**Request**
How many lines of these entries hold the string "已知函数f"? Answer with the number alone.

**Records**
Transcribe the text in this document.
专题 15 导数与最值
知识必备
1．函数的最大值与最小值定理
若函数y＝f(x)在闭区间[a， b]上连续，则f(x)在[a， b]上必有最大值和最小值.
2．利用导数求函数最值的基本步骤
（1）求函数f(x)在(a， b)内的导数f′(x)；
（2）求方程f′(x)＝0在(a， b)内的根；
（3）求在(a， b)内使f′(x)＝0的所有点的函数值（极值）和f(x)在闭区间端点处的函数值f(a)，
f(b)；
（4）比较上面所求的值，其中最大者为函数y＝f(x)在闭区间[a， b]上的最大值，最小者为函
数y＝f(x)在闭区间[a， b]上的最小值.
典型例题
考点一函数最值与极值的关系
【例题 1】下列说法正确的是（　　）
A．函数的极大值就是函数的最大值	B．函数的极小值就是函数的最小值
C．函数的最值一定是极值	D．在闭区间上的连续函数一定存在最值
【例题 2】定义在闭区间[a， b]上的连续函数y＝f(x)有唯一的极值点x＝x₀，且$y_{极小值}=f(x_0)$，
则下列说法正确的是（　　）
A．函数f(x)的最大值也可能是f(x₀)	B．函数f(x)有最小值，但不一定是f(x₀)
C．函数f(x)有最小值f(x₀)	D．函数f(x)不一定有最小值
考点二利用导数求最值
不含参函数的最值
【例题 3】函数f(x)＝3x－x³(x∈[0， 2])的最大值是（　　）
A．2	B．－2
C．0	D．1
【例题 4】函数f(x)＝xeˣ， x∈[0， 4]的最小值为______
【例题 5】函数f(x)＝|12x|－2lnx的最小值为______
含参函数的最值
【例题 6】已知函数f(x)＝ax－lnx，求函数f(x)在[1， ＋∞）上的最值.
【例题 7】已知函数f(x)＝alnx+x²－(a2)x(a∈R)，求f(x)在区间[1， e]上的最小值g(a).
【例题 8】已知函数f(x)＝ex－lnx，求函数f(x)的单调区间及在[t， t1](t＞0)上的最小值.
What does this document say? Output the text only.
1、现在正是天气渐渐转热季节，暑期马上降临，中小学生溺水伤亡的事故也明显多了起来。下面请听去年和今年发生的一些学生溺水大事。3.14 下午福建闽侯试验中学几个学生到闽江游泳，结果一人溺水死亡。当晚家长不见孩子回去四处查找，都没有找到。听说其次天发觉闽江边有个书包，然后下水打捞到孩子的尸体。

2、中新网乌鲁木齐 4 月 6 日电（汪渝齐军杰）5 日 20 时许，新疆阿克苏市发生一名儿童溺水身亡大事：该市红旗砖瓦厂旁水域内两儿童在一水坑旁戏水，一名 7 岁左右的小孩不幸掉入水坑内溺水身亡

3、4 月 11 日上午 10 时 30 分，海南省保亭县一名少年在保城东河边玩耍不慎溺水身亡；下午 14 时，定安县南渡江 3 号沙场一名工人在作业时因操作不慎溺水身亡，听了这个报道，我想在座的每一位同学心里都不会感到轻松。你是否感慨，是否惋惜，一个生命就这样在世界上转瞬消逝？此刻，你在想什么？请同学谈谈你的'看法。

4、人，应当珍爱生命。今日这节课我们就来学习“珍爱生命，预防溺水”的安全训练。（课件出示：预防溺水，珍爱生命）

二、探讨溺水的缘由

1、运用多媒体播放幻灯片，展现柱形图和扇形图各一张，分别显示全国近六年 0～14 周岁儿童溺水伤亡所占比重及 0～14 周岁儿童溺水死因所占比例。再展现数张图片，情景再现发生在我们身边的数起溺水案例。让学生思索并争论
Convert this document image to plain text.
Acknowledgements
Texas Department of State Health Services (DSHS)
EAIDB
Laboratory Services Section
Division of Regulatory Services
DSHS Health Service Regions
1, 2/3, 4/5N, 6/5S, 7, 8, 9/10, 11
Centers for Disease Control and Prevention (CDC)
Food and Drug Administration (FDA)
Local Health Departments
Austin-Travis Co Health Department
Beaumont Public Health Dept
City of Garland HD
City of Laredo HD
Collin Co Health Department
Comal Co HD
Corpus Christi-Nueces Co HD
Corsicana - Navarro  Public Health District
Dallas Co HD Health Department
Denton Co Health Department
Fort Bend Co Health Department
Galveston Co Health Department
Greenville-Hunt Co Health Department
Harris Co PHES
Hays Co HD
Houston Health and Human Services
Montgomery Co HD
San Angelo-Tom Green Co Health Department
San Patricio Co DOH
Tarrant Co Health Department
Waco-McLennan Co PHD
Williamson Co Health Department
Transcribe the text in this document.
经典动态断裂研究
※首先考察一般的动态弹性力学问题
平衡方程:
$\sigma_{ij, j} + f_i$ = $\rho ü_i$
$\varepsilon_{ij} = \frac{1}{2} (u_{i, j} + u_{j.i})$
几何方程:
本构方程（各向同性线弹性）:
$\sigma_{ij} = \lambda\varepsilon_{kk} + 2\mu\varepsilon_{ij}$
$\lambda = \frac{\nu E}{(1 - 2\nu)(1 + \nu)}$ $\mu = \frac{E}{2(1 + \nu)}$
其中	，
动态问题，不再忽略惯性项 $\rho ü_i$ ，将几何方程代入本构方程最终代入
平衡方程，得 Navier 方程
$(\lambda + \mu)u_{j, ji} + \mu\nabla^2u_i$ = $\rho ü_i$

**Exercise answer**
3